**GIVEN DATA:**
┌──

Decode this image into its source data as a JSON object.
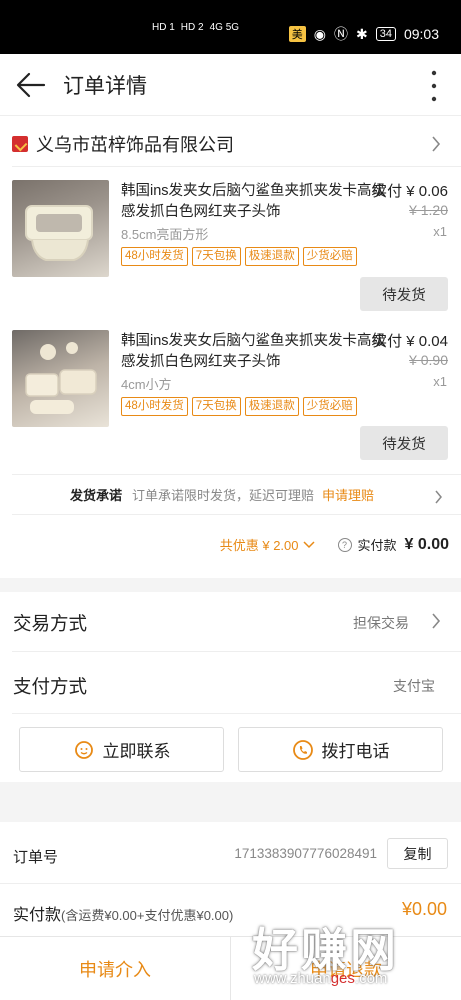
{
  "status_bar": {
    "hd1": "HD 1",
    "hd2": "HD 2",
    "net": "4G 5G",
    "badge": "美",
    "battery": "34",
    "time": "09:03"
  },
  "header": {
    "title": "订单详情"
  },
  "shop": {
    "name": "义乌市茁梓饰品有限公司"
  },
  "items": [
    {
      "title": "韩国ins发夹女后脑勺鲨鱼夹抓夹发卡高级感发抓白色网红夹子头饰",
      "price_label": "实付",
      "price": "¥ 0.06",
      "original_price": "¥ 1.20",
      "spec": "8.5cm亮面方形",
      "qty": "x1",
      "tags": [
        "48小时发货",
        "7天包换",
        "极速退款",
        "少货必赔"
      ],
      "status": "待发货"
    },
    {
      "title": "韩国ins发夹女后脑勺鲨鱼夹抓夹发卡高级感发抓白色网红夹子头饰",
      "price_label": "实付",
      "price": "¥ 0.04",
      "original_price": "¥ 0.90",
      "spec": "4cm小方",
      "qty": "x1",
      "tags": [
        "48小时发货",
        "7天包换",
        "极速退款",
        "少货必赔"
      ],
      "status": "待发货"
    }
  ],
  "promise": {
    "label": "发货承诺",
    "text": "订单承诺限时发货，延迟可理赔",
    "claim": "申请理赔"
  },
  "totals": {
    "discount": "共优惠 ¥ 2.00",
    "paid_label": "实付款",
    "paid_value": "¥ 0.00"
  },
  "trade": {
    "label": "交易方式",
    "value": "担保交易"
  },
  "payment": {
    "label": "支付方式",
    "value": "支付宝"
  },
  "contact": {
    "chat": "立即联系",
    "call": "拨打电话"
  },
  "order": {
    "label": "订单号",
    "number": "1713383907776028491",
    "copy": "复制",
    "paid_label": "实付款",
    "paid_note": "(含运费¥0.00+支付优惠¥0.00)",
    "paid_value": "¥0.00"
  },
  "bottom": {
    "intervene": "申请介入",
    "refund": "申请退款"
  },
  "watermark": {
    "main": "好赚网",
    "url_prefix": "www.zhuan",
    "url_mid": "ges",
    "url_suffix": ".com"
  },
  "colors": {
    "accent": "#e88a16",
    "brand_red": "#d42f2f"
  }
}
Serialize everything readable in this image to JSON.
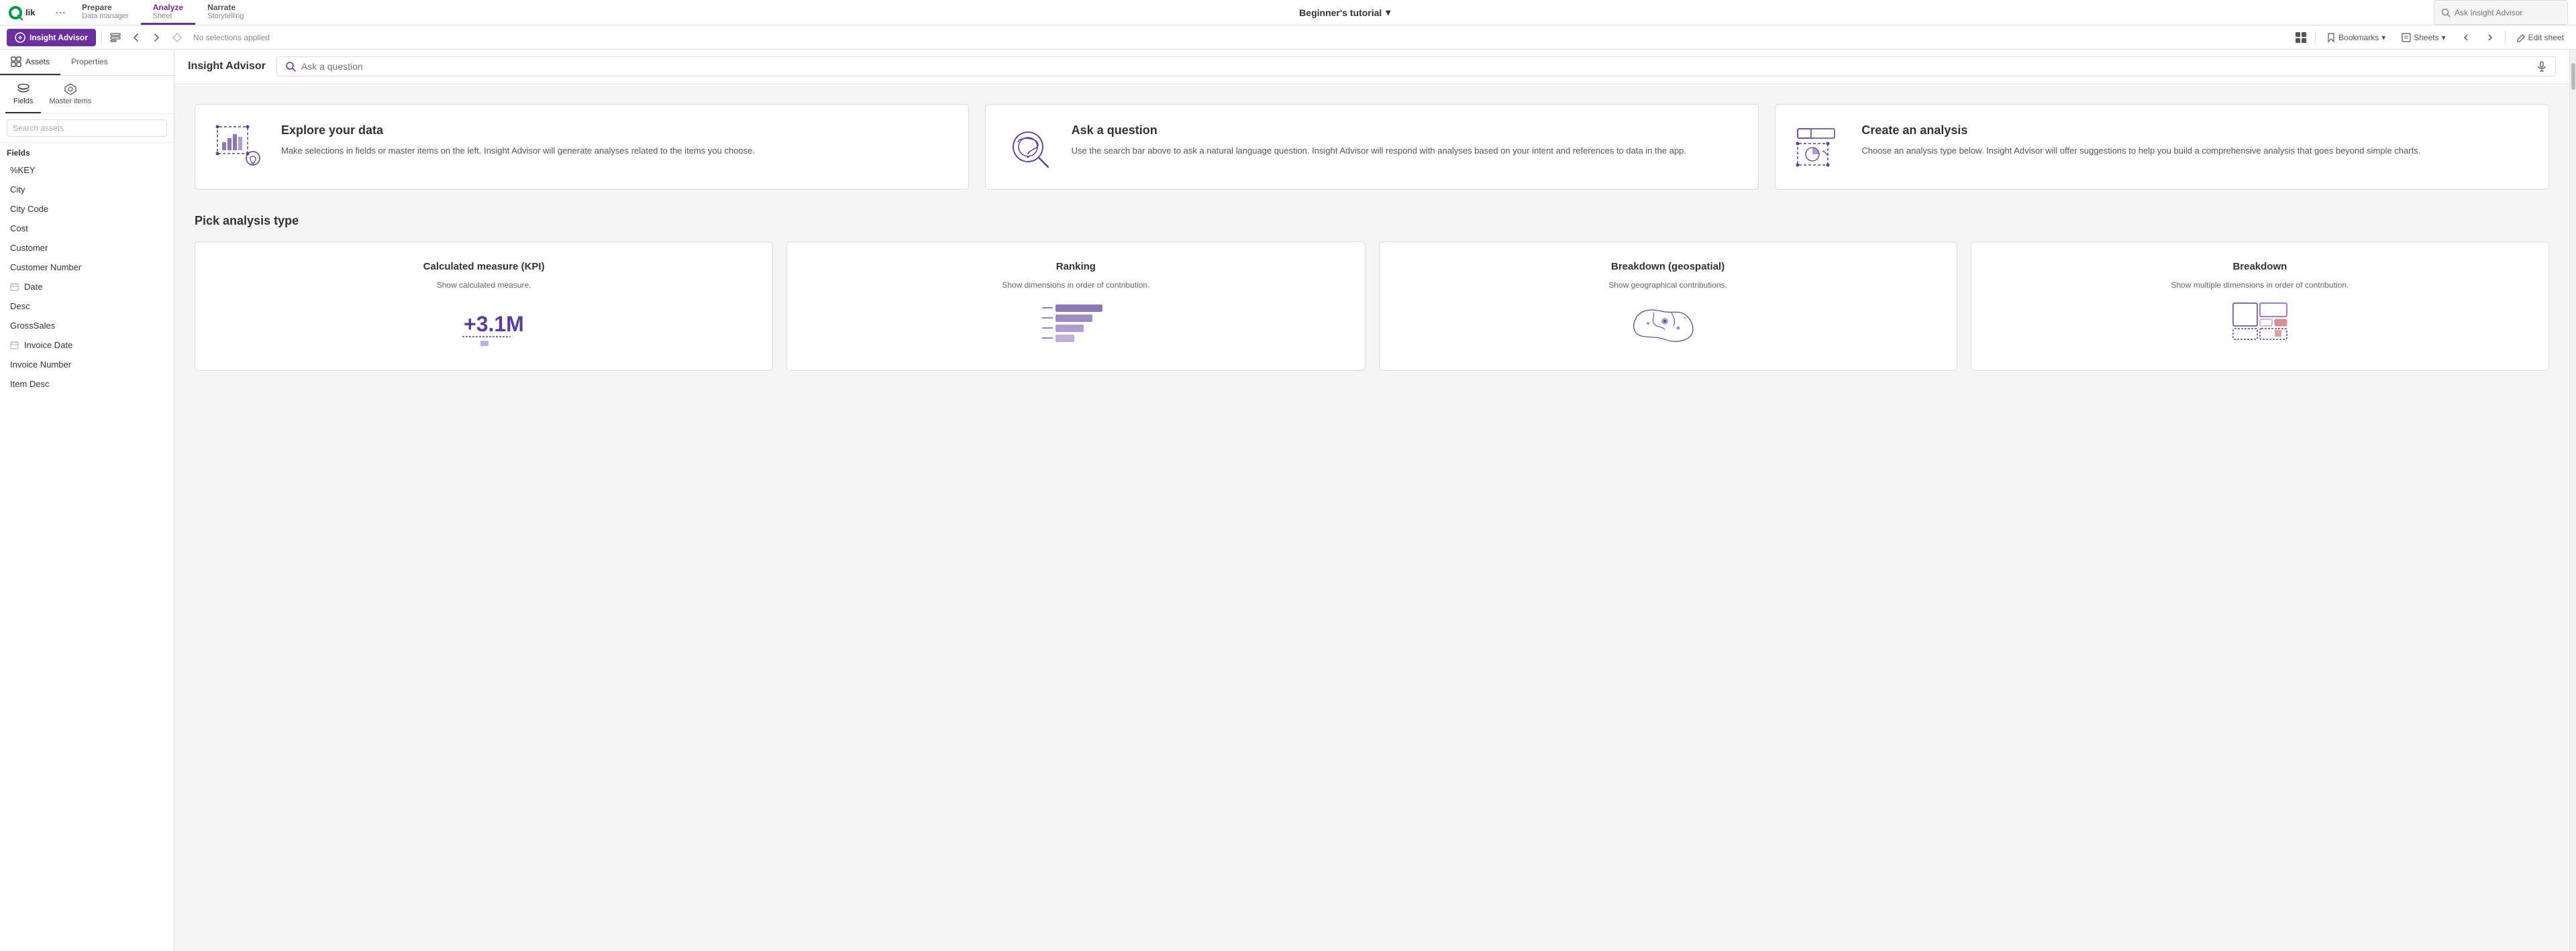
{
  "topNav": {
    "logo_alt": "Qlik",
    "more_icon": "⋯",
    "tabs": [
      {
        "id": "prepare",
        "main": "Prepare",
        "sub": "Data manager",
        "active": false
      },
      {
        "id": "analyze",
        "main": "Analyze",
        "sub": "Sheet",
        "active": true
      },
      {
        "id": "narrate",
        "main": "Narrate",
        "sub": "Storytelling",
        "active": false
      }
    ],
    "app_title": "Beginner's tutorial",
    "dropdown_icon": "▾",
    "search_placeholder": "Ask Insight Advisor"
  },
  "toolbar": {
    "insight_advisor_label": "Insight Advisor",
    "no_selections": "No selections applied",
    "bookmarks_label": "Bookmarks",
    "sheets_label": "Sheets",
    "edit_sheet_label": "Edit sheet"
  },
  "leftPanel": {
    "assets_tab": "Assets",
    "properties_tab": "Properties",
    "fields_tab_label": "Fields",
    "master_items_tab_label": "Master items",
    "search_placeholder": "Search assets",
    "fields_section_label": "Fields",
    "fields": [
      {
        "name": "%KEY",
        "icon": "field"
      },
      {
        "name": "City",
        "icon": "field"
      },
      {
        "name": "City Code",
        "icon": "field"
      },
      {
        "name": "Cost",
        "icon": "field"
      },
      {
        "name": "Customer",
        "icon": "field"
      },
      {
        "name": "Customer Number",
        "icon": "field"
      },
      {
        "name": "Date",
        "icon": "calendar"
      },
      {
        "name": "Desc",
        "icon": "field"
      },
      {
        "name": "GrossSales",
        "icon": "field"
      },
      {
        "name": "Invoice Date",
        "icon": "calendar"
      },
      {
        "name": "Invoice Number",
        "icon": "field"
      },
      {
        "name": "Item Desc",
        "icon": "field"
      }
    ]
  },
  "insightPanel": {
    "title": "Insight Advisor",
    "search_placeholder": "Ask a question"
  },
  "infoCards": [
    {
      "id": "explore",
      "title": "Explore your data",
      "desc": "Make selections in fields or master items on the left. Insight Advisor will generate analyses related to the items you choose."
    },
    {
      "id": "ask",
      "title": "Ask a question",
      "desc": "Use the search bar above to ask a natural language question. Insight Advisor will respond with analyses based on your intent and references to data in the app."
    },
    {
      "id": "create",
      "title": "Create an analysis",
      "desc": "Choose an analysis type below. Insight Advisor will offer suggestions to help you build a comprehensive analysis that goes beyond simple charts."
    }
  ],
  "analysisSection": {
    "section_title": "Pick analysis type",
    "cards": [
      {
        "id": "kpi",
        "title": "Calculated measure (KPI)",
        "desc": "Show calculated measure.",
        "visual": "kpi"
      },
      {
        "id": "ranking",
        "title": "Ranking",
        "desc": "Show dimensions in order of contribution.",
        "visual": "ranking"
      },
      {
        "id": "geospatial",
        "title": "Breakdown (geospatial)",
        "desc": "Show geographical contributions.",
        "visual": "geospatial"
      },
      {
        "id": "breakdown",
        "title": "Breakdown",
        "desc": "Show multiple dimensions in order of contribution.",
        "visual": "breakdown"
      }
    ]
  },
  "colors": {
    "brand_purple": "#6b2fa0",
    "active_nav": "#6b2fa0",
    "icon_purple": "#5c3d9e",
    "border": "#dddddd",
    "bg": "#f5f5f5",
    "white": "#ffffff"
  }
}
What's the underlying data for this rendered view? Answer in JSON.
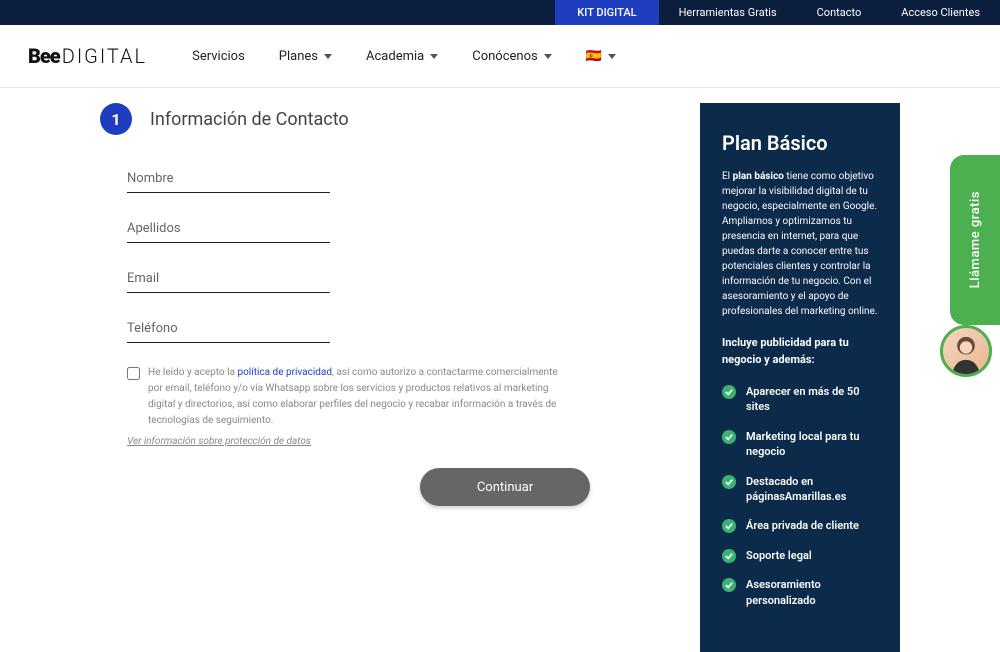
{
  "topbar": {
    "kit": "KIT DIGITAL",
    "links": [
      "Herramientas Gratis",
      "Contacto",
      "Acceso Clientes"
    ]
  },
  "logo": {
    "bee": "Bee",
    "digital": "DIGITAL"
  },
  "nav": {
    "servicios": "Servicios",
    "planes": "Planes",
    "academia": "Academia",
    "conocenos": "Conócenos",
    "flag": "🇪🇸"
  },
  "step": {
    "num": "1",
    "title": "Información de Contacto"
  },
  "fields": {
    "nombre": "Nombre",
    "apellidos": "Apellidos",
    "email": "Email",
    "telefono": "Teléfono"
  },
  "legal": {
    "pre": " He leído y acepto la ",
    "policy": "política de privacidad",
    "post": ", así como autorizo a contactarme comercialmente por email, teléfono y/o vía Whatsapp sobre los servicios y productos relativos al marketing digital y directorios, así como elaborar perfiles del negocio y recabar información a través de tecnologías de seguimiento.",
    "info": "Ver información sobre protección de datos"
  },
  "continue": "Continuar",
  "sidebar": {
    "title": "Plan Básico",
    "desc_pre": "El ",
    "desc_bold": "plan básico",
    "desc_post": " tiene como objetivo mejorar la visibilidad digital de tu negocio, especialmente en Google. Ampliamos y optimizamos tu presencia en internet, para que puedas darte a conocer entre tus potenciales clientes y controlar la información de tu negocio. Con el asesoramiento y el apoyo de profesionales del marketing online.",
    "subhead": "Incluye publicidad para tu negocio y además:",
    "features": [
      "Aparecer en más de 50 sites",
      "Marketing local para tu negocio",
      "Destacado en páginasAmarillas.es",
      "Área privada de cliente",
      "Soporte legal",
      "Asesoramiento personalizado"
    ]
  },
  "call": "Llámame gratis"
}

└──

**PROBLEM DETAILS:**
Repeat all of the entries word for word, but omit the pictures.

**FULL SOLUTION:**
Decode this image into its source data as a JSON object.
{
  "status_bar": {
    "hd1": "HD 1",
    "hd2": "HD 2",
    "net": "4G 5G",
    "badge": "美",
    "battery": "34",
    "time": "09:03"
  },
  "header": {
    "title": "订单详情"
  },
  "shop": {
    "name": "义乌市茁梓饰品有限公司"
  },
  "items": [
    {
      "title": "韩国ins发夹女后脑勺鲨鱼夹抓夹发卡高级感发抓白色网红夹子头饰",
      "price_label": "实付",
      "price": "¥ 0.06",
      "original_price": "¥ 1.20",
      "spec": "8.5cm亮面方形",
      "qty": "x1",
      "tags": [
        "48小时发货",
        "7天包换",
        "极速退款",
        "少货必赔"
      ],
      "status": "待发货"
    },
    {
      "title": "韩国ins发夹女后脑勺鲨鱼夹抓夹发卡高级感发抓白色网红夹子头饰",
      "price_label": "实付",
      "price": "¥ 0.04",
      "original_price": "¥ 0.90",
      "spec": "4cm小方",
      "qty": "x1",
      "tags": [
        "48小时发货",
        "7天包换",
        "极速退款",
        "少货必赔"
      ],
      "status": "待发货"
    }
  ],
  "promise": {
    "label": "发货承诺",
    "text": "订单承诺限时发货，延迟可理赔",
    "claim": "申请理赔"
  },
  "totals": {
    "discount": "共优惠 ¥ 2.00",
    "paid_label": "实付款",
    "paid_value": "¥ 0.00"
  },
  "trade": {
    "label": "交易方式",
    "value": "担保交易"
  },
  "payment": {
    "label": "支付方式",
    "value": "支付宝"
  },
  "contact": {
    "chat": "立即联系",
    "call": "拨打电话"
  },
  "order": {
    "label": "订单号",
    "number": "1713383907776028491",
    "copy": "复制",
    "paid_label": "实付款",
    "paid_note": "(含运费¥0.00+支付优惠¥0.00)",
    "paid_value": "¥0.00"
  },
  "bottom": {
    "intervene": "申请介入",
    "refund": "申请退款"
  },
  "watermark": {
    "main": "好赚网",
    "url_prefix": "www.zhuan",
    "url_mid": "ges",
    "url_suffix": ".com"
  },
  "colors": {
    "accent": "#e88a16",
    "brand_red": "#d42f2f"
  }
}
Serialize everything readable in this image to JSON.
{
  "topNav": {
    "logo_alt": "Qlik",
    "more_icon": "⋯",
    "tabs": [
      {
        "id": "prepare",
        "main": "Prepare",
        "sub": "Data manager",
        "active": false
      },
      {
        "id": "analyze",
        "main": "Analyze",
        "sub": "Sheet",
        "active": true
      },
      {
        "id": "narrate",
        "main": "Narrate",
        "sub": "Storytelling",
        "active": false
      }
    ],
    "app_title": "Beginner's tutorial",
    "dropdown_icon": "▾",
    "search_placeholder": "Ask Insight Advisor"
  },
  "toolbar": {
    "insight_advisor_label": "Insight Advisor",
    "no_selections": "No selections applied",
    "bookmarks_label": "Bookmarks",
    "sheets_label": "Sheets",
    "edit_sheet_label": "Edit sheet"
  },
  "leftPanel": {
    "assets_tab": "Assets",
    "properties_tab": "Properties",
    "fields_tab_label": "Fields",
    "master_items_tab_label": "Master items",
    "search_placeholder": "Search assets",
    "fields_section_label": "Fields",
    "fields": [
      {
        "name": "%KEY",
        "icon": "field"
      },
      {
        "name": "City",
        "icon": "field"
      },
      {
        "name": "City Code",
        "icon": "field"
      },
      {
        "name": "Cost",
        "icon": "field"
      },
      {
        "name": "Customer",
        "icon": "field"
      },
      {
        "name": "Customer Number",
        "icon": "field"
      },
      {
        "name": "Date",
        "icon": "calendar"
      },
      {
        "name": "Desc",
        "icon": "field"
      },
      {
        "name": "GrossSales",
        "icon": "field"
      },
      {
        "name": "Invoice Date",
        "icon": "calendar"
      },
      {
        "name": "Invoice Number",
        "icon": "field"
      },
      {
        "name": "Item Desc",
        "icon": "field"
      }
    ]
  },
  "insightPanel": {
    "title": "Insight Advisor",
    "search_placeholder": "Ask a question"
  },
  "infoCards": [
    {
      "id": "explore",
      "title": "Explore your data",
      "desc": "Make selections in fields or master items on the left. Insight Advisor will generate analyses related to the items you choose."
    },
    {
      "id": "ask",
      "title": "Ask a question",
      "desc": "Use the search bar above to ask a natural language question. Insight Advisor will respond with analyses based on your intent and references to data in the app."
    },
    {
      "id": "create",
      "title": "Create an analysis",
      "desc": "Choose an analysis type below. Insight Advisor will offer suggestions to help you build a comprehensive analysis that goes beyond simple charts."
    }
  ],
  "analysisSection": {
    "section_title": "Pick analysis type",
    "cards": [
      {
        "id": "kpi",
        "title": "Calculated measure (KPI)",
        "desc": "Show calculated measure.",
        "visual": "kpi"
      },
      {
        "id": "ranking",
        "title": "Ranking",
        "desc": "Show dimensions in order of contribution.",
        "visual": "ranking"
      },
      {
        "id": "geospatial",
        "title": "Breakdown (geospatial)",
        "desc": "Show geographical contributions.",
        "visual": "geospatial"
      },
      {
        "id": "breakdown",
        "title": "Breakdown",
        "desc": "Show multiple dimensions in order of contribution.",
        "visual": "breakdown"
      }
    ]
  },
  "colors": {
    "brand_purple": "#6b2fa0",
    "active_nav": "#6b2fa0",
    "icon_purple": "#5c3d9e",
    "border": "#dddddd",
    "bg": "#f5f5f5",
    "white": "#ffffff"
  }
}
What's the underlying data for this rendered view? Answer in JSON.
{
  "topbar": {
    "kit": "KIT DIGITAL",
    "links": [
      "Herramientas Gratis",
      "Contacto",
      "Acceso Clientes"
    ]
  },
  "logo": {
    "bee": "Bee",
    "digital": "DIGITAL"
  },
  "nav": {
    "servicios": "Servicios",
    "planes": "Planes",
    "academia": "Academia",
    "conocenos": "Conócenos",
    "flag": "🇪🇸"
  },
  "step": {
    "num": "1",
    "title": "Información de Contacto"
  },
  "fields": {
    "nombre": "Nombre",
    "apellidos": "Apellidos",
    "email": "Email",
    "telefono": "Teléfono"
  },
  "legal": {
    "pre": " He leído y acepto la ",
    "policy": "política de privacidad",
    "post": ", así como autorizo a contactarme comercialmente por email, teléfono y/o vía Whatsapp sobre los servicios y productos relativos al marketing digital y directorios, así como elaborar perfiles del negocio y recabar información a través de tecnologías de seguimiento.",
    "info": "Ver información sobre protección de datos"
  },
  "continue": "Continuar",
  "sidebar": {
    "title": "Plan Básico",
    "desc_pre": "El ",
    "desc_bold": "plan básico",
    "desc_post": " tiene como objetivo mejorar la visibilidad digital de tu negocio, especialmente en Google. Ampliamos y optimizamos tu presencia en internet, para que puedas darte a conocer entre tus potenciales clientes y controlar la información de tu negocio. Con el asesoramiento y el apoyo de profesionales del marketing online.",
    "subhead": "Incluye publicidad para tu negocio y además:",
    "features": [
      "Aparecer en más de 50 sites",
      "Marketing local para tu negocio",
      "Destacado en páginasAmarillas.es",
      "Área privada de cliente",
      "Soporte legal",
      "Asesoramiento personalizado"
    ]
  },
  "call": "Llámame gratis"
}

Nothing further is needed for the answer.